## What you need to do
Rewrite every line of the items below, swapping "display list" for "lista de exibição" wherever it appears and keeping everything else the same.
:: Given information ::
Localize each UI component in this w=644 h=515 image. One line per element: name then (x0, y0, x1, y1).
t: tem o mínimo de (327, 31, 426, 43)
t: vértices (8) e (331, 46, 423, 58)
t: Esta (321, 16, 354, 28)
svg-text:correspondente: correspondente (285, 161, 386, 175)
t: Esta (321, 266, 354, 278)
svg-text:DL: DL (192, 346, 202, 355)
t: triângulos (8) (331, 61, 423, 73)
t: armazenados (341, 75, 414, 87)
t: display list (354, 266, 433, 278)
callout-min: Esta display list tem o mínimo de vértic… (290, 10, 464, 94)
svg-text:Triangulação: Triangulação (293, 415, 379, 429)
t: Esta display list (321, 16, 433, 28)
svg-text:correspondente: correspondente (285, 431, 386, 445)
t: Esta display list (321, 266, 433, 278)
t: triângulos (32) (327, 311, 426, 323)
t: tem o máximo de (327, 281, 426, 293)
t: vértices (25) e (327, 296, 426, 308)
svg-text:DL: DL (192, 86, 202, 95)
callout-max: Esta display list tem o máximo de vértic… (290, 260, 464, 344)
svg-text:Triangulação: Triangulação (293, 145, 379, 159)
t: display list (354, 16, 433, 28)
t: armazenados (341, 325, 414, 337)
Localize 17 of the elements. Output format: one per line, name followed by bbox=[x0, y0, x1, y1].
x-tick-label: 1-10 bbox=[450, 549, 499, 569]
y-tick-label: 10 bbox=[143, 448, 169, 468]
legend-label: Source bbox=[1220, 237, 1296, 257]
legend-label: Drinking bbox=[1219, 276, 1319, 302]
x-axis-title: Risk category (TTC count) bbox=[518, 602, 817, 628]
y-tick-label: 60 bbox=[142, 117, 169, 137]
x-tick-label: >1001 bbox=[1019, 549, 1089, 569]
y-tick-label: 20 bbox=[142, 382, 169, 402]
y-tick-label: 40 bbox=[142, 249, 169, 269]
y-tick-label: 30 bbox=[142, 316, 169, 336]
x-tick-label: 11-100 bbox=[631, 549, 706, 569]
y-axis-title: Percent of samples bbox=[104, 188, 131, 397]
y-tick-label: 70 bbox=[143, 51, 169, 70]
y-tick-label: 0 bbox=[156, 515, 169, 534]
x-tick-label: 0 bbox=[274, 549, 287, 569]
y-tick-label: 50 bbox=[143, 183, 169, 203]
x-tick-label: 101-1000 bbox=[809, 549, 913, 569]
:::
## Response to the task
Localize each UI component in this w=644 h=515 image. One line per element: name then (x0, y0, x1, y1).
t: tem o mínimo de (327, 31, 426, 43)
t: vértices (8) e (331, 46, 423, 58)
t: Esta (321, 16, 354, 28)
svg-text:correspondente: correspondente (285, 161, 386, 175)
t: Esta (321, 266, 354, 278)
svg-text:DL: DL (192, 346, 202, 355)
t: triângulos (8) (331, 61, 423, 73)
t: armazenados (341, 75, 414, 87)
t: lista de exibição (354, 266, 433, 278)
callout-min: Esta lista de exibição tem o mínimo de vértic… (290, 10, 464, 94)
svg-text:Triangulação: Triangulação (293, 415, 379, 429)
t: Esta lista de exibição (321, 16, 433, 28)
svg-text:correspondente: correspondente (285, 431, 386, 445)
t: Esta lista de exibição (321, 266, 433, 278)
t: triângulos (32) (327, 311, 426, 323)
t: tem o máximo de (327, 281, 426, 293)
t: vértices (25) e (327, 296, 426, 308)
svg-text:DL: DL (192, 86, 202, 95)
callout-max: Esta lista de exibição tem o máximo de vértic… (290, 260, 464, 344)
svg-text:Triangulação: Triangulação (293, 145, 379, 159)
t: lista de exibição (354, 16, 433, 28)
t: armazenados (341, 325, 414, 337)
Localize 17 of the elements. Output format: one per line, name followed by bbox=[x0, y0, x1, y1].
x-tick-label: 1-10 bbox=[450, 549, 499, 569]
y-tick-label: 10 bbox=[143, 448, 169, 468]
legend-label: Source bbox=[1220, 237, 1296, 257]
legend-label: Drinking bbox=[1219, 276, 1319, 302]
x-axis-title: Risk category (TTC count) bbox=[518, 602, 817, 628]
y-tick-label: 60 bbox=[142, 117, 169, 137]
x-tick-label: >1001 bbox=[1019, 549, 1089, 569]
y-tick-label: 20 bbox=[142, 382, 169, 402]
y-tick-label: 40 bbox=[142, 249, 169, 269]
y-tick-label: 30 bbox=[142, 316, 169, 336]
x-tick-label: 11-100 bbox=[631, 549, 706, 569]
y-axis-title: Percent of samples bbox=[104, 188, 131, 397]
y-tick-label: 70 bbox=[143, 51, 169, 70]
y-tick-label: 0 bbox=[156, 515, 169, 534]
x-tick-label: 0 bbox=[274, 549, 287, 569]
y-tick-label: 50 bbox=[143, 183, 169, 203]
x-tick-label: 101-1000 bbox=[809, 549, 913, 569]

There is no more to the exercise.